▼

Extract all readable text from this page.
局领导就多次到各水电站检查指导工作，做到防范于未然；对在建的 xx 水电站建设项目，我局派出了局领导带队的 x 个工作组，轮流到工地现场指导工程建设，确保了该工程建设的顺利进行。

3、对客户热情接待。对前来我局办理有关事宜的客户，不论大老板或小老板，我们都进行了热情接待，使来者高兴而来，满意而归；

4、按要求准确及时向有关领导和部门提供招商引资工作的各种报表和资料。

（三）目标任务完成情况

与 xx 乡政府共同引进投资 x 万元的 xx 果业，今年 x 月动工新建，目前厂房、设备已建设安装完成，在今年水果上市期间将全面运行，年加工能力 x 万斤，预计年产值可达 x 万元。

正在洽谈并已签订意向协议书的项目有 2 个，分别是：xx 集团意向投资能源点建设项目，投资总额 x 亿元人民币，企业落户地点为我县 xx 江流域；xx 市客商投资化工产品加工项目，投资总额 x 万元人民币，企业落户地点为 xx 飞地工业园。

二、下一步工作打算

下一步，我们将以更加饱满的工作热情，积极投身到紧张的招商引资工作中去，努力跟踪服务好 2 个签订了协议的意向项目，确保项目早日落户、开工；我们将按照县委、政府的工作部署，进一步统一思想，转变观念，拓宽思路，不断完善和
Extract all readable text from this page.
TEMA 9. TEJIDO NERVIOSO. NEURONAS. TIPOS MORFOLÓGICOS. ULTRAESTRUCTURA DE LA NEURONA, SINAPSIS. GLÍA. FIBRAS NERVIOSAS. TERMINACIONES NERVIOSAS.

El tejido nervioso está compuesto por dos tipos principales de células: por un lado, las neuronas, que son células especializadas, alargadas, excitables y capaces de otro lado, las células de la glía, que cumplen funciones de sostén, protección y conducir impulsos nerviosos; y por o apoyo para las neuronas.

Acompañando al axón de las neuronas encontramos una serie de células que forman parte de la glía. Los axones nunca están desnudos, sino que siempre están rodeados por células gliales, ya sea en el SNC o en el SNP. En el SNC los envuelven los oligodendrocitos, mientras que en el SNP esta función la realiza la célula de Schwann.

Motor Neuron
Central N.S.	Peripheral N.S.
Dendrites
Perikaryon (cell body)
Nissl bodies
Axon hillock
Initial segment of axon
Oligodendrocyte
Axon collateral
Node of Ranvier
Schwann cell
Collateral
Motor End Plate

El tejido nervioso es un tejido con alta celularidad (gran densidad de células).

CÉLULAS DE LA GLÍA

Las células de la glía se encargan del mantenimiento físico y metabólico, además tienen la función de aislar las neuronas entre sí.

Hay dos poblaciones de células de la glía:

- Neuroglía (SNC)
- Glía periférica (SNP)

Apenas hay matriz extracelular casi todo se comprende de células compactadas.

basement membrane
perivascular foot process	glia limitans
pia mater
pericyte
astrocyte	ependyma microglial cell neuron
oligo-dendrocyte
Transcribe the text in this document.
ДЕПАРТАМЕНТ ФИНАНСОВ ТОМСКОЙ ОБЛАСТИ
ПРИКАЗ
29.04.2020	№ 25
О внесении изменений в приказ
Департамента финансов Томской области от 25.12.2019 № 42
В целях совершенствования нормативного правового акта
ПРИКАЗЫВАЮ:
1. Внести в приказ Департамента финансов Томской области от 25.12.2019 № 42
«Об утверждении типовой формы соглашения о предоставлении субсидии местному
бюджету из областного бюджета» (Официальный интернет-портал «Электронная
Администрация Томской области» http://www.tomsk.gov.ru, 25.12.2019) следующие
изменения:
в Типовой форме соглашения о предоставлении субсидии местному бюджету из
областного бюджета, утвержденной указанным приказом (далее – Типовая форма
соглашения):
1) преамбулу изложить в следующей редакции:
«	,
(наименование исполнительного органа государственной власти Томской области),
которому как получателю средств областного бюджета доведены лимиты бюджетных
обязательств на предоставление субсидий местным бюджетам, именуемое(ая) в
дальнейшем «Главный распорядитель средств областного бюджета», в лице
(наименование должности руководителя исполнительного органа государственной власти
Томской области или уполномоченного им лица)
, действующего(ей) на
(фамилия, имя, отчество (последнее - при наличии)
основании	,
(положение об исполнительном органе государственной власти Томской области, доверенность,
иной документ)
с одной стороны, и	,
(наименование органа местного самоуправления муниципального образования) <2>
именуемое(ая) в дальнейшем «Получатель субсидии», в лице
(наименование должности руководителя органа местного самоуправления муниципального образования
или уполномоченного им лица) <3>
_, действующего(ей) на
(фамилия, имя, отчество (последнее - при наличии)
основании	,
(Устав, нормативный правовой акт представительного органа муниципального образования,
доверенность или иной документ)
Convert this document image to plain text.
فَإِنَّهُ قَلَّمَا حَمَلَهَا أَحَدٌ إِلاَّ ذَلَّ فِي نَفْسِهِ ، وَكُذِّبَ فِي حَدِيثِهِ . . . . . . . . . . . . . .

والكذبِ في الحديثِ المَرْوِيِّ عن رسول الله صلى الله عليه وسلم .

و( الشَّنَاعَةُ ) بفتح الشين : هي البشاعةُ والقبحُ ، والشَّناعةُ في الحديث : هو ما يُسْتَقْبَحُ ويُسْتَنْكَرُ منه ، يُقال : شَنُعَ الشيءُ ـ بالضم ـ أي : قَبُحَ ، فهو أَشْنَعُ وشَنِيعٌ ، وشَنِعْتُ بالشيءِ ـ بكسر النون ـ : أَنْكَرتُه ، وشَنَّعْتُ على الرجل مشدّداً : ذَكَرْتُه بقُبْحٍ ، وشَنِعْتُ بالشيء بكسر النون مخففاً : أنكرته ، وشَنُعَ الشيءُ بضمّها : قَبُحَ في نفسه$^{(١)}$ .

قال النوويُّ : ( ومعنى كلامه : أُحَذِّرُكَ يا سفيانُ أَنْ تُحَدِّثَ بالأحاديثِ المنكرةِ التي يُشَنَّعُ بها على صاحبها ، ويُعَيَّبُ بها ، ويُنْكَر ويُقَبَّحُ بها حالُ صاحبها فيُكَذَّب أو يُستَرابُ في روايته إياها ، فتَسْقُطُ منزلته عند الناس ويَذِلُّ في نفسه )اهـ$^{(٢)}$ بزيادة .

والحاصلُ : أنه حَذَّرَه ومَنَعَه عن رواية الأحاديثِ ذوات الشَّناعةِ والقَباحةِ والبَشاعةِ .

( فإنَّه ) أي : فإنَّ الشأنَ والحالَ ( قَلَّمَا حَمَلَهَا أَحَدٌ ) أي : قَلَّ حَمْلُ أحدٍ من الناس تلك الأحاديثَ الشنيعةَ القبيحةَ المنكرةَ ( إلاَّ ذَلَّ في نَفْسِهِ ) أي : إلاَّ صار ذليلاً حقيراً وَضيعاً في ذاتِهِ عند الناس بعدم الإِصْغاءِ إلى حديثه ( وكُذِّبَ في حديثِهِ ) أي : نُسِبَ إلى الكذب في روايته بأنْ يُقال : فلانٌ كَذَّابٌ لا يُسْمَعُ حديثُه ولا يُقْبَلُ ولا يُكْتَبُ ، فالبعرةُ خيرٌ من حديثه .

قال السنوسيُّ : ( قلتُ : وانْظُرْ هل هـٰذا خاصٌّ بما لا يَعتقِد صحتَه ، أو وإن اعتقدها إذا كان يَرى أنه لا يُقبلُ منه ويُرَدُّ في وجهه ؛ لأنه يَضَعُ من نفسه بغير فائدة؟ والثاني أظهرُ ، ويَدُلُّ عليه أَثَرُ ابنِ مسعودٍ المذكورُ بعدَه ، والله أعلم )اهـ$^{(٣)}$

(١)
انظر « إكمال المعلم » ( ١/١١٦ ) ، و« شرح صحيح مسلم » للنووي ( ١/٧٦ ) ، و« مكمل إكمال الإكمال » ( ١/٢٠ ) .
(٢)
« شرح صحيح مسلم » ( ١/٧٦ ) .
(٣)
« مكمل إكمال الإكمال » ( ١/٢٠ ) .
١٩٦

▲

### [Job]
Find all lines where the word "صحيح" appears. Copy them.

### [Solution for this task]
انظر « إكمال المعلم » ( ١/١١٦ ) ، و« شرح صحيح مسلم » للنووي ( ١/٧٦ ) ، و« مكمل إكمال الإكمال » ( ١/٢٠ ) .
« شرح صحيح مسلم » ( ١/٧٦ ) .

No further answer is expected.